# PROBLEM STATEMENT
Output the lines that follow exactly as they are.

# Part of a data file
───

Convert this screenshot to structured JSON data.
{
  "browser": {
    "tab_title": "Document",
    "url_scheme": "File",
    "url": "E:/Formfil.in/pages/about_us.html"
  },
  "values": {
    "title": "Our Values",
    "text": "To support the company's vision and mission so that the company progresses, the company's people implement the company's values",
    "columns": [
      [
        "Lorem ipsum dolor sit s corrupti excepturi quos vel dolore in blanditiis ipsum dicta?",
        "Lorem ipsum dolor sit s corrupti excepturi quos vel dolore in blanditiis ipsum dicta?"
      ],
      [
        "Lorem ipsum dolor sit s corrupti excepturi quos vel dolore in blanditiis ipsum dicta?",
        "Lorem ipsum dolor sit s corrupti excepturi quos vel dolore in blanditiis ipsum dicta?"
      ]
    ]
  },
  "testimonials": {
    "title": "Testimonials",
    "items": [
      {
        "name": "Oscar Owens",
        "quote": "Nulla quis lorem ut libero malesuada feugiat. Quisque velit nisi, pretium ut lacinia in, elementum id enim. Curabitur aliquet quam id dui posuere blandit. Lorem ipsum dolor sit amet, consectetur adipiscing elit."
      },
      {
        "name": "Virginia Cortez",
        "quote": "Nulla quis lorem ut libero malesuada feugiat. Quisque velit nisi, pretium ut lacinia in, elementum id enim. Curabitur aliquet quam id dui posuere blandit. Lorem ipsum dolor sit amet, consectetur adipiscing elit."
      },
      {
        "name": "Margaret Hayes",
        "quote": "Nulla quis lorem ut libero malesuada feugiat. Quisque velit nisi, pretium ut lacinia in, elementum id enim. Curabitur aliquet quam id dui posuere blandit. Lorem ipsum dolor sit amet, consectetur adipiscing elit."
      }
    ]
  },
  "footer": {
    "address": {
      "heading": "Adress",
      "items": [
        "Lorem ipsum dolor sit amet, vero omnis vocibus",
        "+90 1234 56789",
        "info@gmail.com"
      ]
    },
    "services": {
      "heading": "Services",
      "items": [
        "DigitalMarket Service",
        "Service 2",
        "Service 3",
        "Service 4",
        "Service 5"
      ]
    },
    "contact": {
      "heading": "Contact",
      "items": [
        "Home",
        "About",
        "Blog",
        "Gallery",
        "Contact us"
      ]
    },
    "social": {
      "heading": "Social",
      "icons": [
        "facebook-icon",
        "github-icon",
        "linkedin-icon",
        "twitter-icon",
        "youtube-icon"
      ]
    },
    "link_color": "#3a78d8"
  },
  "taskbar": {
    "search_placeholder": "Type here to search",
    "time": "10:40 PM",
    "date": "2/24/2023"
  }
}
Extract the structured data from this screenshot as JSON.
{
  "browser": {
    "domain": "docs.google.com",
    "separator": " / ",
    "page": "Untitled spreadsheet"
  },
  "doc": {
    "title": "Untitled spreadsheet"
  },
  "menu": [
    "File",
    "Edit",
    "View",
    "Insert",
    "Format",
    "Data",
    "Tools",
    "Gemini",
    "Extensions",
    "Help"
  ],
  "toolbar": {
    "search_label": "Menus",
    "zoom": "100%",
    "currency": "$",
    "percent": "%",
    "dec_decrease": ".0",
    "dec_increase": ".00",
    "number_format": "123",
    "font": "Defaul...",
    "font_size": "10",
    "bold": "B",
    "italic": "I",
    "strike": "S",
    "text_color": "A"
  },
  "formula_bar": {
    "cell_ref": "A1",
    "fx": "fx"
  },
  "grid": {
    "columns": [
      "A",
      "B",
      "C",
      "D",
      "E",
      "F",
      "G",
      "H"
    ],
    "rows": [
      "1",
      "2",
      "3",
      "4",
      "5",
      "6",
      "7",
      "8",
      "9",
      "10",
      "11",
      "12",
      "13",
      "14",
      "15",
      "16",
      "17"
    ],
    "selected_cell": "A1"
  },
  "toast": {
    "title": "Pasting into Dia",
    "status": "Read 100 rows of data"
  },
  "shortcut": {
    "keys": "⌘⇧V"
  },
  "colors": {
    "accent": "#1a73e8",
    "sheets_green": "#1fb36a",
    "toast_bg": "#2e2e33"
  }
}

───

# SOLUTION TO THE PROBLEM
Convert this screenshot to structured JSON data.
{
  "browser": {
    "tab_title": "Document",
    "url_scheme": "File",
    "url": "E:/Formfil.in/pages/about_us.html"
  },
  "values": {
    "title": "Our Values",
    "text": "To support the company's vision and mission so that the company progresses, the company's people implement the company's values",
    "columns": [
      [
        "Lorem ipsum dolor sit s corrupti excepturi quos vel dolore in blanditiis ipsum dicta?",
        "Lorem ipsum dolor sit s corrupti excepturi quos vel dolore in blanditiis ipsum dicta?"
      ],
      [
        "Lorem ipsum dolor sit s corrupti excepturi quos vel dolore in blanditiis ipsum dicta?",
        "Lorem ipsum dolor sit s corrupti excepturi quos vel dolore in blanditiis ipsum dicta?"
      ]
    ]
  },
  "testimonials": {
    "title": "Testimonials",
    "items": [
      {
        "name": "Oscar Owens",
        "quote": "Nulla quis lorem ut libero malesuada feugiat. Quisque velit nisi, pretium ut lacinia in, elementum id enim. Curabitur aliquet quam id dui posuere blandit. Lorem ipsum dolor sit amet, consectetur adipiscing elit."
      },
      {
        "name": "Virginia Cortez",
        "quote": "Nulla quis lorem ut libero malesuada feugiat. Quisque velit nisi, pretium ut lacinia in, elementum id enim. Curabitur aliquet quam id dui posuere blandit. Lorem ipsum dolor sit amet, consectetur adipiscing elit."
      },
      {
        "name": "Margaret Hayes",
        "quote": "Nulla quis lorem ut libero malesuada feugiat. Quisque velit nisi, pretium ut lacinia in, elementum id enim. Curabitur aliquet quam id dui posuere blandit. Lorem ipsum dolor sit amet, consectetur adipiscing elit."
      }
    ]
  },
  "footer": {
    "address": {
      "heading": "Adress",
      "items": [
        "Lorem ipsum dolor sit amet, vero omnis vocibus",
        "+90 1234 56789",
        "info@gmail.com"
      ]
    },
    "services": {
      "heading": "Services",
      "items": [
        "DigitalMarket Service",
        "Service 2",
        "Service 3",
        "Service 4",
        "Service 5"
      ]
    },
    "contact": {
      "heading": "Contact",
      "items": [
        "Home",
        "About",
        "Blog",
        "Gallery",
        "Contact us"
      ]
    },
    "social": {
      "heading": "Social",
      "icons": [
        "facebook-icon",
        "github-icon",
        "linkedin-icon",
        "twitter-icon",
        "youtube-icon"
      ]
    },
    "link_color": "#3a78d8"
  },
  "taskbar": {
    "search_placeholder": "Type here to search",
    "time": "10:40 PM",
    "date": "2/24/2023"
  }
}
Extract the structured data from this screenshot as JSON.
{
  "browser": {
    "domain": "docs.google.com",
    "separator": " / ",
    "page": "Untitled spreadsheet"
  },
  "doc": {
    "title": "Untitled spreadsheet"
  },
  "menu": [
    "File",
    "Edit",
    "View",
    "Insert",
    "Format",
    "Data",
    "Tools",
    "Gemini",
    "Extensions",
    "Help"
  ],
  "toolbar": {
    "search_label": "Menus",
    "zoom": "100%",
    "currency": "$",
    "percent": "%",
    "dec_decrease": ".0",
    "dec_increase": ".00",
    "number_format": "123",
    "font": "Defaul...",
    "font_size": "10",
    "bold": "B",
    "italic": "I",
    "strike": "S",
    "text_color": "A"
  },
  "formula_bar": {
    "cell_ref": "A1",
    "fx": "fx"
  },
  "grid": {
    "columns": [
      "A",
      "B",
      "C",
      "D",
      "E",
      "F",
      "G",
      "H"
    ],
    "rows": [
      "1",
      "2",
      "3",
      "4",
      "5",
      "6",
      "7",
      "8",
      "9",
      "10",
      "11",
      "12",
      "13",
      "14",
      "15",
      "16",
      "17"
    ],
    "selected_cell": "A1"
  },
  "toast": {
    "title": "Pasting into Dia",
    "status": "Read 100 rows of data"
  },
  "shortcut": {
    "keys": "⌘⇧V"
  },
  "colors": {
    "accent": "#1a73e8",
    "sheets_green": "#1fb36a",
    "toast_bg": "#2e2e33"
  }
}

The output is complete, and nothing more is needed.